**Exercise prompt**
Please report every line from the material that contains the word "stycznia".

--- Start of Data provided ---

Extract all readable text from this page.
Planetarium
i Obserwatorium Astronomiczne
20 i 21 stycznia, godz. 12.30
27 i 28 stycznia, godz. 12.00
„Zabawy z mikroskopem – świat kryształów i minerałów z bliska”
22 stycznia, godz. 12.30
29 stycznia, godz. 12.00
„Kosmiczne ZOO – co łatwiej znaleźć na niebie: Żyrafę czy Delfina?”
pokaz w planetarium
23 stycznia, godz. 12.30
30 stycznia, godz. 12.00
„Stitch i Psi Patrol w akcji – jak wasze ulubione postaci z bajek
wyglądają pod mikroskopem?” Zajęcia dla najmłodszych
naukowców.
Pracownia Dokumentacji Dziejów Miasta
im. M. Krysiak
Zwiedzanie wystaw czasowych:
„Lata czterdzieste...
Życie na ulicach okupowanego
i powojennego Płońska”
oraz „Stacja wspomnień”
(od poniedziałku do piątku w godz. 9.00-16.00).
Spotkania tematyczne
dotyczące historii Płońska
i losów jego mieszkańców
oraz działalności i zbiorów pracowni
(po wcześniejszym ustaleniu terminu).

--- End of Data provided ---
--- Start of Data provided ---

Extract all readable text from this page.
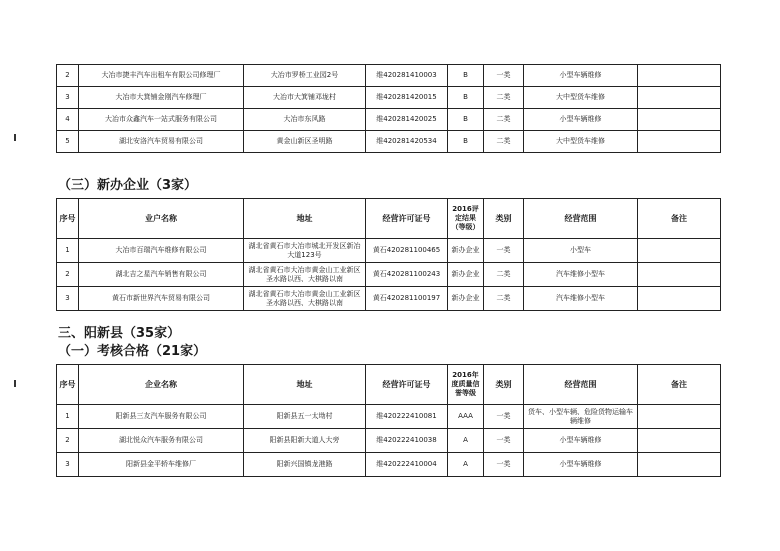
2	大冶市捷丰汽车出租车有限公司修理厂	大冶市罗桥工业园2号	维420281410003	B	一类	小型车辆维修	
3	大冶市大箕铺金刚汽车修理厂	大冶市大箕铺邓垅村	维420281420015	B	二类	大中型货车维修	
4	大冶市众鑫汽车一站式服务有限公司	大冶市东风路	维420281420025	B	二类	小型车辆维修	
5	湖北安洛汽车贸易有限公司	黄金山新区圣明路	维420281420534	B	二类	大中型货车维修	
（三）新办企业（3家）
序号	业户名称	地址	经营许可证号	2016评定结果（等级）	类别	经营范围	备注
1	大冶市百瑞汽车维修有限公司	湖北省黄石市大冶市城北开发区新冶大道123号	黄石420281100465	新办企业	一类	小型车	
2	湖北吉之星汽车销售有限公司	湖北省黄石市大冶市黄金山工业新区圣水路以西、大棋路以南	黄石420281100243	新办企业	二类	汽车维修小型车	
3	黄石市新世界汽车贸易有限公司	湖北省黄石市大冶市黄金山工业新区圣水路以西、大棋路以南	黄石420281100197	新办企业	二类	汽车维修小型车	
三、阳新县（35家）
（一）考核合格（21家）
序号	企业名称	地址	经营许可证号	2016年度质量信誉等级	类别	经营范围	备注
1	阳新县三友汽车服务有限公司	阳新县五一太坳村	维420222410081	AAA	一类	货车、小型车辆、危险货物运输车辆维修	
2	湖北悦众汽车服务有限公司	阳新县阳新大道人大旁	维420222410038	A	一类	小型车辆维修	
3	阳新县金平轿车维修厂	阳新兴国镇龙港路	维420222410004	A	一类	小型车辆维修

--- End of Data provided ---
--- Start of Data provided ---

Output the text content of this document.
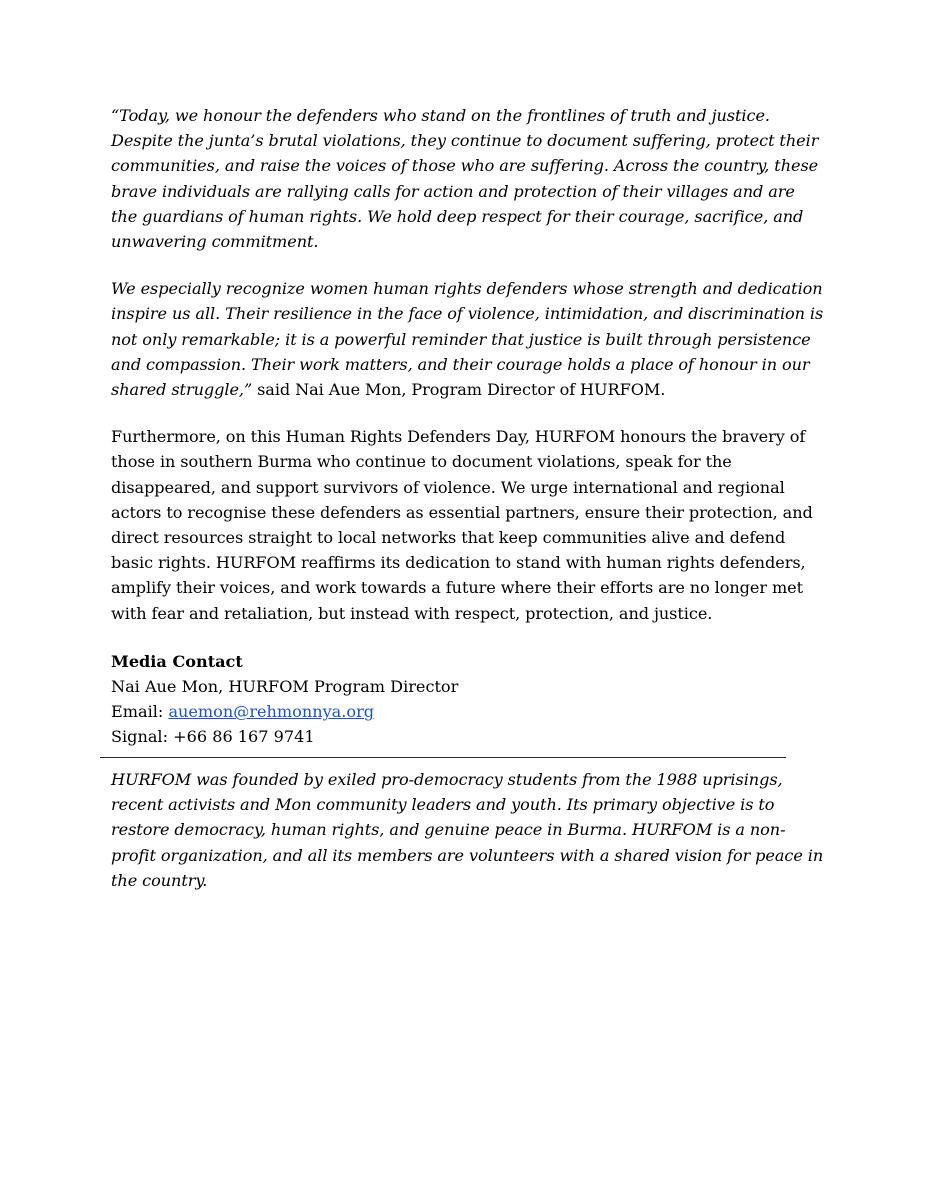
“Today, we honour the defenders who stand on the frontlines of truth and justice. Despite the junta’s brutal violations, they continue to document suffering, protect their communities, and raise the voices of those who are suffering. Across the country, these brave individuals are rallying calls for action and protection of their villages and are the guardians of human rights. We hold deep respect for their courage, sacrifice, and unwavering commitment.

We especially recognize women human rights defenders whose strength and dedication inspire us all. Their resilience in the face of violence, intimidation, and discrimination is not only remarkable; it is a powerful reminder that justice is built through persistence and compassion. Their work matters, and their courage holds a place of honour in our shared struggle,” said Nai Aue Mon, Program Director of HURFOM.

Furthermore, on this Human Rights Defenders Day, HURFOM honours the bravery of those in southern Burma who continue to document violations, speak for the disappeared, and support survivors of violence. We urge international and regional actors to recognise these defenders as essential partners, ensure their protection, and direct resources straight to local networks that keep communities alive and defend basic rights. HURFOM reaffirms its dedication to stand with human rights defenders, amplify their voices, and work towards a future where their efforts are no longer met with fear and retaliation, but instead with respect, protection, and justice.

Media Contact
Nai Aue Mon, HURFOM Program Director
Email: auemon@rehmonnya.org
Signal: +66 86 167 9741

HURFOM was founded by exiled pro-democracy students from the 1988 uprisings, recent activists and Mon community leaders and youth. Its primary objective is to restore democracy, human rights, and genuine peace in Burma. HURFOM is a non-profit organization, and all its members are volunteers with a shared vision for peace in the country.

--- End of Data provided ---

**Answer to this task**
20 i 21 stycznia, godz. 12.30
27 i 28 stycznia, godz. 12.00
22 stycznia, godz. 12.30
29 stycznia, godz. 12.00
23 stycznia, godz. 12.30
30 stycznia, godz. 12.00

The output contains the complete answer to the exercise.